WRITTEN EXERCISE
Quote each line exactly, from the line that contains "Output the text content of this document." down to the last line of the listing, and no other lines.

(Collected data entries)
--- START ---

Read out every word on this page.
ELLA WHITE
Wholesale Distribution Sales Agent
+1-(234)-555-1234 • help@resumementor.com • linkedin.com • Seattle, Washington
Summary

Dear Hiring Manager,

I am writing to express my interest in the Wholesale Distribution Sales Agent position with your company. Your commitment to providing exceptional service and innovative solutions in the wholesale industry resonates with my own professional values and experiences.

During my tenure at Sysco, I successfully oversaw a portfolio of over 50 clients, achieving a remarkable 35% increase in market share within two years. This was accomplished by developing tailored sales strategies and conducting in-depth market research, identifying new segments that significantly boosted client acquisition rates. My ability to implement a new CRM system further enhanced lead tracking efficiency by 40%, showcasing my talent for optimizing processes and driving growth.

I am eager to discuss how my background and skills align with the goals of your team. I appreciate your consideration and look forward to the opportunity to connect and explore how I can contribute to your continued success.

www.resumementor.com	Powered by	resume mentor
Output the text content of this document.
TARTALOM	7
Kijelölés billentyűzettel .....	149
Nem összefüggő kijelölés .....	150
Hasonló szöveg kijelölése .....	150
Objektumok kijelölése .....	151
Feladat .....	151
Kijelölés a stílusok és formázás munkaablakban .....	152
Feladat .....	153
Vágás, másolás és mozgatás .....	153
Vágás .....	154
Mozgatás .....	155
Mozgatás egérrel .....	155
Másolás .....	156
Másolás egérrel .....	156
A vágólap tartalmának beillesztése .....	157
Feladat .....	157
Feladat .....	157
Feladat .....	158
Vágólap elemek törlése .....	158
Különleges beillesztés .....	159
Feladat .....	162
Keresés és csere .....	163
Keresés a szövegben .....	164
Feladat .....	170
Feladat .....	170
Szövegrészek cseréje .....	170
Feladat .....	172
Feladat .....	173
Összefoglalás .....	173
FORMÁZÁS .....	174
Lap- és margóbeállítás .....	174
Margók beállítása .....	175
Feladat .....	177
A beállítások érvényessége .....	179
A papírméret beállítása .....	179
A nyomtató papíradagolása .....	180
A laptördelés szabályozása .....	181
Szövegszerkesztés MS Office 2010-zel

--- END ---

TASK OUTPUT
Output the text content of this document.
TARTALOM	7
Kijelölés billentyűzettel .....	149
Nem összefüggő kijelölés .....	150
Hasonló szöveg kijelölése .....	150
Objektumok kijelölése .....	151
Feladat .....	151
Kijelölés a stílusok és formázás munkaablakban .....	152
Feladat .....	153
Vágás, másolás és mozgatás .....	153
Vágás .....	154
Mozgatás .....	155
Mozgatás egérrel .....	155
Másolás .....	156
Másolás egérrel .....	156
A vágólap tartalmának beillesztése .....	157
Feladat .....	157
Feladat .....	157
Feladat .....	158
Vágólap elemek törlése .....	158
Különleges beillesztés .....	159
Feladat .....	162
Keresés és csere .....	163
Keresés a szövegben .....	164
Feladat .....	170
Feladat .....	170
Szövegrészek cseréje .....	170
Feladat .....	172
Feladat .....	173
Összefoglalás .....	173
FORMÁZÁS .....	174
Lap- és margóbeállítás .....	174
Margók beállítása .....	175
Feladat .....	177
A beállítások érvényessége .....	179
A papírméret beállítása .....	179
A nyomtató papíradagolása .....	180
A laptördelés szabályozása .....	181
Szövegszerkesztés MS Office 2010-zel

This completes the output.